### YOUR INSTRUCTIONS
Return each line of the records holding the string "curly".

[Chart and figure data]
┌────────
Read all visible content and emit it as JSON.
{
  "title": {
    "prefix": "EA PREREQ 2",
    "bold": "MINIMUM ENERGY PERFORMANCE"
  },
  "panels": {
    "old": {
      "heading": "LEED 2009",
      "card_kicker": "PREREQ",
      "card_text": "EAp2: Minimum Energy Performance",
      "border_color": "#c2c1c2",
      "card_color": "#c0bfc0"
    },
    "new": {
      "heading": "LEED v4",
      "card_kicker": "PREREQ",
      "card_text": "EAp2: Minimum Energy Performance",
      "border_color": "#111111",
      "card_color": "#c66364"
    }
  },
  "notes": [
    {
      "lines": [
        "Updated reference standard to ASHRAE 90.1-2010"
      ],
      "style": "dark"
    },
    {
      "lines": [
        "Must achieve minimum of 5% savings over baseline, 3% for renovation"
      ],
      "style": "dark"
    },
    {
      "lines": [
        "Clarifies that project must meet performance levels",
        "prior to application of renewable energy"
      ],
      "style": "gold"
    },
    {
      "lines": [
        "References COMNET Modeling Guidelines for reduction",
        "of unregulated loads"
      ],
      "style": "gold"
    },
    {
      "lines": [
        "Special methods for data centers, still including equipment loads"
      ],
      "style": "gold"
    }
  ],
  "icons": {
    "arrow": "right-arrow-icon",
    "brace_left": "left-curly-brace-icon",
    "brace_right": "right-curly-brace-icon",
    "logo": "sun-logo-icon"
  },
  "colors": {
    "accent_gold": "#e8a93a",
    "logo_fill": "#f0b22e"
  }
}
└────────
┌────────
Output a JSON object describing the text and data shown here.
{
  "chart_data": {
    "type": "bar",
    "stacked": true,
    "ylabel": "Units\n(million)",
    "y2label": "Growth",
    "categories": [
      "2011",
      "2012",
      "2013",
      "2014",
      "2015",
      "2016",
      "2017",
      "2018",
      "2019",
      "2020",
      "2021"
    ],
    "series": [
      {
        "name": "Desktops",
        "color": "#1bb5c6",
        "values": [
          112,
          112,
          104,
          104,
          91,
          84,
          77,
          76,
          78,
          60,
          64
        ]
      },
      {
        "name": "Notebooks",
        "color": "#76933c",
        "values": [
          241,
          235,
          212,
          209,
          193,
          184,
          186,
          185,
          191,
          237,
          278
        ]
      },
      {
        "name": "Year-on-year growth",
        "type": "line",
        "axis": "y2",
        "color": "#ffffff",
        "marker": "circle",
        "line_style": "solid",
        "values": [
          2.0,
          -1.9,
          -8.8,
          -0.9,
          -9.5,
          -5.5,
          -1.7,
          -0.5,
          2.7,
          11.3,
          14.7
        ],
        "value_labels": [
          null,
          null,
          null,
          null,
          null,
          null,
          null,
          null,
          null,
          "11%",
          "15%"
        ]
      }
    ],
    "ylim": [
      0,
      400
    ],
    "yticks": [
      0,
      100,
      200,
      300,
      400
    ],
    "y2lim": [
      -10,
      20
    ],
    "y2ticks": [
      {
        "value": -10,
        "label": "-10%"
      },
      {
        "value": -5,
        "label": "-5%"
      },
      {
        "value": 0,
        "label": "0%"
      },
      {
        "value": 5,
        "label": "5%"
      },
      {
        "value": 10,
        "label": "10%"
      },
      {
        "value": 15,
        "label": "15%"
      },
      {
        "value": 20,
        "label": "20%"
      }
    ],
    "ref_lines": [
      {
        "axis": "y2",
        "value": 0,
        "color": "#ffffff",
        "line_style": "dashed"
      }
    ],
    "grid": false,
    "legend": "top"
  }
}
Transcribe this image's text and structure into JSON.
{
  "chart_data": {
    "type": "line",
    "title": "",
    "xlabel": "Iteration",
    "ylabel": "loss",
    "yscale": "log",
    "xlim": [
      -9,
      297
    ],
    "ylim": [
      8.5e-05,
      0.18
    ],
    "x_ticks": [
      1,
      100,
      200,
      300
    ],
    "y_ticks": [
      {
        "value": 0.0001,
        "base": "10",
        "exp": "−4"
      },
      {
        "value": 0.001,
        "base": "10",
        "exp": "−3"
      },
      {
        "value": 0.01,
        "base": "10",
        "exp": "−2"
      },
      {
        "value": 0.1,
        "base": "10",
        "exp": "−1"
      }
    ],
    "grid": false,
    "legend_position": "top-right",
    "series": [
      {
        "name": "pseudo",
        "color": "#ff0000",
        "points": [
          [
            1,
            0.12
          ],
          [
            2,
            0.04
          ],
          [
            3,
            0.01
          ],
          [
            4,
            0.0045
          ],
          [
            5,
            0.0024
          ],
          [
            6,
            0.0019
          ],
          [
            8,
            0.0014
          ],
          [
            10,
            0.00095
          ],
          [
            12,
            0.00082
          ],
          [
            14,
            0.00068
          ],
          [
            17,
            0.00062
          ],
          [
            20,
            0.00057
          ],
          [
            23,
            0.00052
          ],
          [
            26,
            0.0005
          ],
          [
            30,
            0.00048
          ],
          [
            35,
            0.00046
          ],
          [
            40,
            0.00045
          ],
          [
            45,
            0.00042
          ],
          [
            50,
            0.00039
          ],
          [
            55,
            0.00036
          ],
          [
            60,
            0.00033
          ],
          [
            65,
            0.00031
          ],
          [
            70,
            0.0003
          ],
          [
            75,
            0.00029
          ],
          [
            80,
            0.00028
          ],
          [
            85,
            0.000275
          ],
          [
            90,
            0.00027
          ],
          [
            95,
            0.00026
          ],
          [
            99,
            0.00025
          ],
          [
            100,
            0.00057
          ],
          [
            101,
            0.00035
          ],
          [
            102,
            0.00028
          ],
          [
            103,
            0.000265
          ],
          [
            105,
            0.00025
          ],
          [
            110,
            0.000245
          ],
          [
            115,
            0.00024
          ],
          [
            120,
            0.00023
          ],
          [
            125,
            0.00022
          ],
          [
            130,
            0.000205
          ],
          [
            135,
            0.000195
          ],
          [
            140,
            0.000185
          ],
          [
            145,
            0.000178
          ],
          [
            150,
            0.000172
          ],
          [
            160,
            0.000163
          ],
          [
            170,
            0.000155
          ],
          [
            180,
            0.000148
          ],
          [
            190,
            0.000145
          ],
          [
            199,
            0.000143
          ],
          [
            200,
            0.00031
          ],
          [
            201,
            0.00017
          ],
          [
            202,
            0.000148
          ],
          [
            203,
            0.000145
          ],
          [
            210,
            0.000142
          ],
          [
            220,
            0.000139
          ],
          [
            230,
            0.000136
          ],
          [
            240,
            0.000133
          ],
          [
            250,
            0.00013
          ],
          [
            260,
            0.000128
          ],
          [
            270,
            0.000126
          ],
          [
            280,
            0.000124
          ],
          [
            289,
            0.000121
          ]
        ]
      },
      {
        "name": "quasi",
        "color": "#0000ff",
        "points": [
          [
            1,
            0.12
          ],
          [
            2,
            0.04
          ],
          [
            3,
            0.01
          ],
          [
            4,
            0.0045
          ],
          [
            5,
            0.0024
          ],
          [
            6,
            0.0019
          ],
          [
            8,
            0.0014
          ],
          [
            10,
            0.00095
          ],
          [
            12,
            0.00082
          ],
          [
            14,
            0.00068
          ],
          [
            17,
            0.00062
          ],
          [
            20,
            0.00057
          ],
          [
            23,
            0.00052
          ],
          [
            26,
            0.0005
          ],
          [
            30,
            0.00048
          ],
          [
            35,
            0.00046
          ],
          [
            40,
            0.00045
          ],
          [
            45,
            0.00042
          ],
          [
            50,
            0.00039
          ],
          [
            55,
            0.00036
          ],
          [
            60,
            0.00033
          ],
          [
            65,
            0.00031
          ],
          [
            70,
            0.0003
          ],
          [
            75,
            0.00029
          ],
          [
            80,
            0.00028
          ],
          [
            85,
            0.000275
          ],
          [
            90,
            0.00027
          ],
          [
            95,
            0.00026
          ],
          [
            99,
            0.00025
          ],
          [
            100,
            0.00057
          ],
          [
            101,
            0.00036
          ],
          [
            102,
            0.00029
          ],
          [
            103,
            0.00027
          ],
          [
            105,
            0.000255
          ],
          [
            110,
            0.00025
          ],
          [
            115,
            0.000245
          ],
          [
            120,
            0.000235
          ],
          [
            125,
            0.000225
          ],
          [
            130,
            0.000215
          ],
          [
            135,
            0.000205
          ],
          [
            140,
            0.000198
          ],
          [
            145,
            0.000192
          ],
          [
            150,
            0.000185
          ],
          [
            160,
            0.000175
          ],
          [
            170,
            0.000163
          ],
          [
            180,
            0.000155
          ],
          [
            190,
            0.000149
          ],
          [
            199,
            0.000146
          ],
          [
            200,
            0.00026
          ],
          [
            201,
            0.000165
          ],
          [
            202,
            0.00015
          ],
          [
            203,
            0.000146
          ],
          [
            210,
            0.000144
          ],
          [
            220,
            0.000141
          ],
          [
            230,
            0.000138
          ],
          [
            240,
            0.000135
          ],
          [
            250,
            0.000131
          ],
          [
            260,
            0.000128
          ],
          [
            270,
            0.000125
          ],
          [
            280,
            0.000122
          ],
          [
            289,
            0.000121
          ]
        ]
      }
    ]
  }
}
└────────
### OUTPUT OF THE EXERCISE
    "brace_left": "left-curly-brace-icon",
    "brace_right": "right-curly-brace-icon",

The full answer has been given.